▸ **WRITTEN REQUEST**
Output the material below unchanged, apart from leaving out the pictures.

▸ **INPUT FOR THIS TASK**
═══
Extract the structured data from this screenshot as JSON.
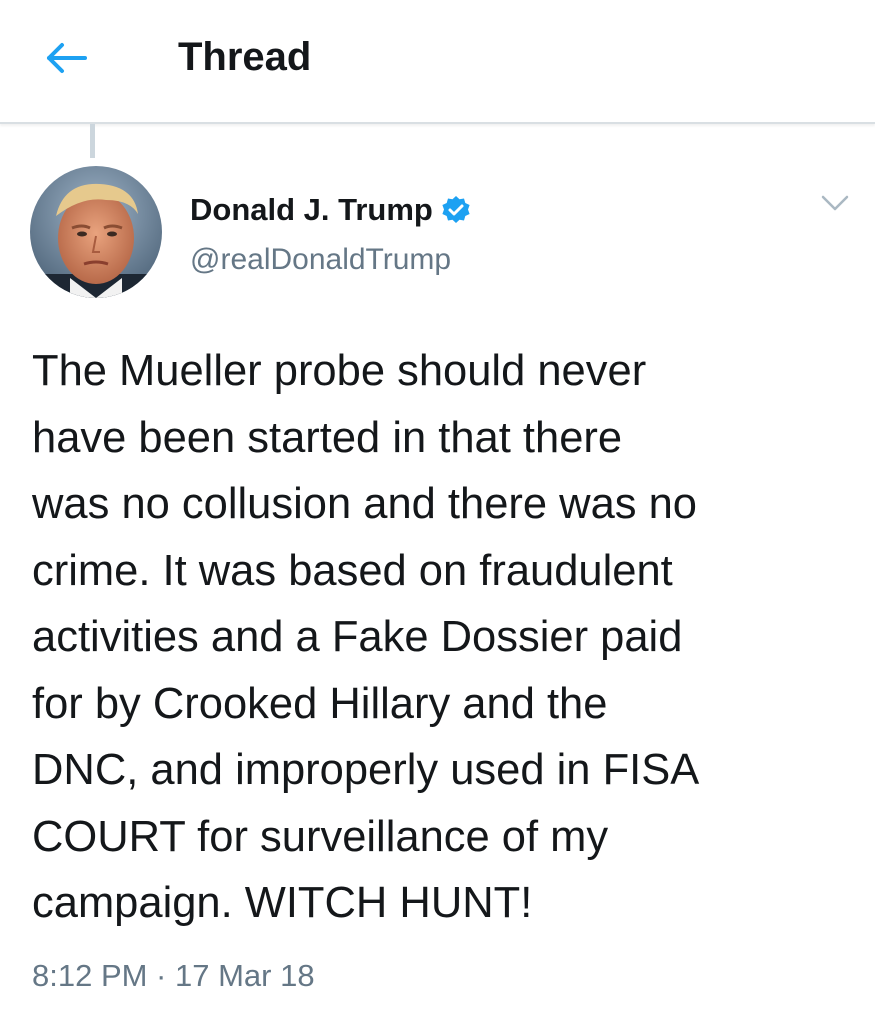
{
  "header": {
    "back_icon": "arrow-left-icon",
    "title": "Thread",
    "accent_color": "#1da1f2"
  },
  "tweet": {
    "author": {
      "display_name": "Donald J. Trump",
      "handle": "@realDonaldTrump",
      "verified": true,
      "verified_icon": "verified-badge-icon",
      "avatar": "profile-photo"
    },
    "menu_icon": "chevron-down-icon",
    "text": "The Mueller probe should never\nhave been started in that there\nwas no collusion and there was no\ncrime. It was based on fraudulent\nactivities and a Fake Dossier paid\nfor by Crooked Hillary and the\nDNC, and improperly used in FISA\nCOURT for surveillance of my\ncampaign. WITCH HUNT!",
    "timestamp": "8:12 PM · 17 Mar 18"
  }
}
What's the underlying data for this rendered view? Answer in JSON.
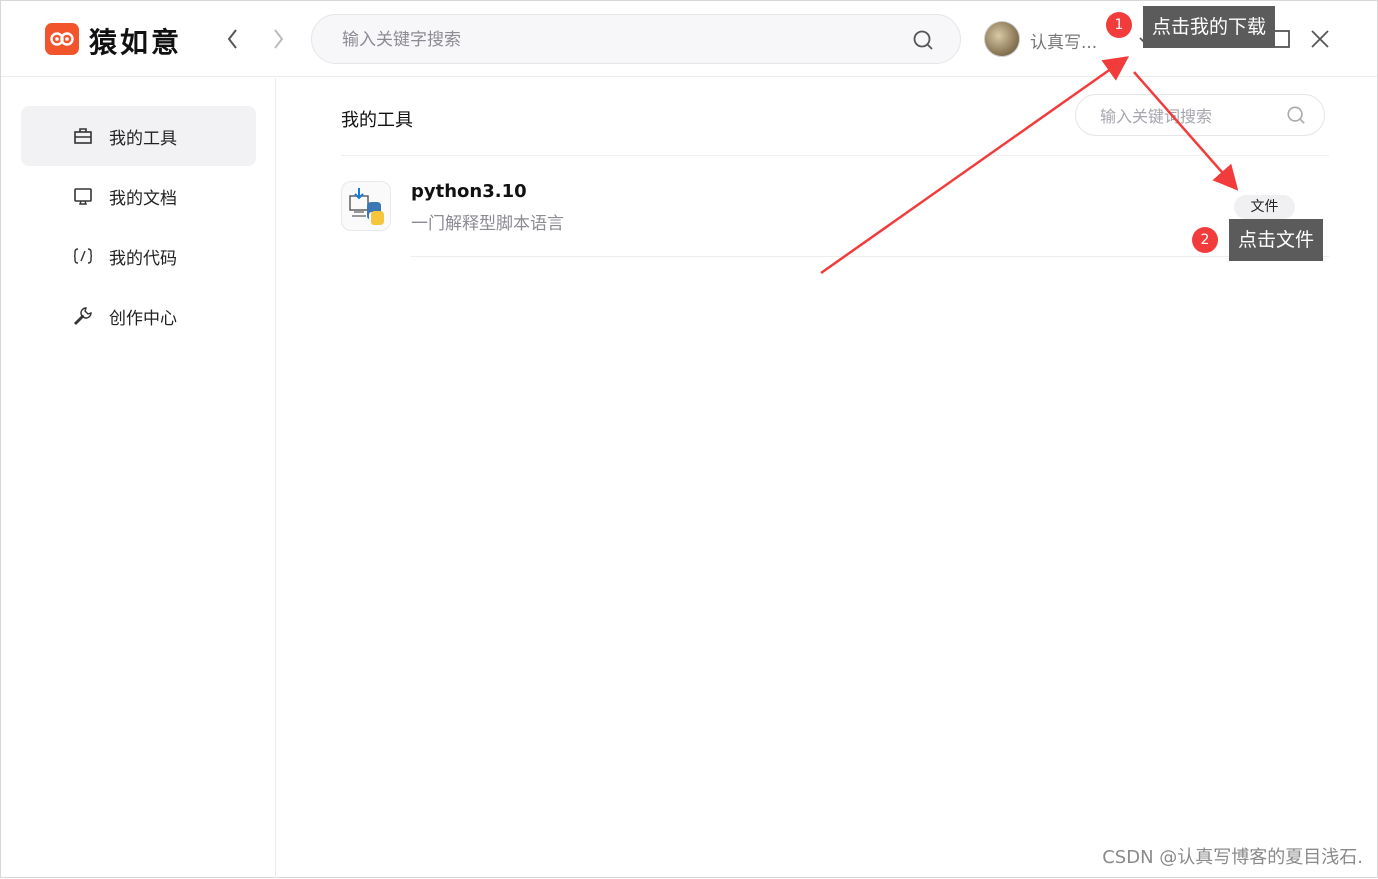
═══
▸ **REPLY**
Extract the structured data from this screenshot as JSON.
{
  "header": {
    "back_icon": "arrow-left-icon",
    "title": "Thread",
    "accent_color": "#1da1f2"
  },
  "tweet": {
    "author": {
      "display_name": "Donald J. Trump",
      "handle": "@realDonaldTrump",
      "verified": true,
      "verified_icon": "verified-badge-icon",
      "avatar": "profile-photo"
    },
    "menu_icon": "chevron-down-icon",
    "text": "The Mueller probe should never\nhave been started in that there\nwas no collusion and there was no\ncrime. It was based on fraudulent\nactivities and a Fake Dossier paid\nfor by Crooked Hillary and the\nDNC, and improperly used in FISA\nCOURT for surveillance of my\ncampaign. WITCH HUNT!",
    "timestamp": "8:12 PM · 17 Mar 18"
  }
}
What's the underlying data for this rendered view? Answer in JSON.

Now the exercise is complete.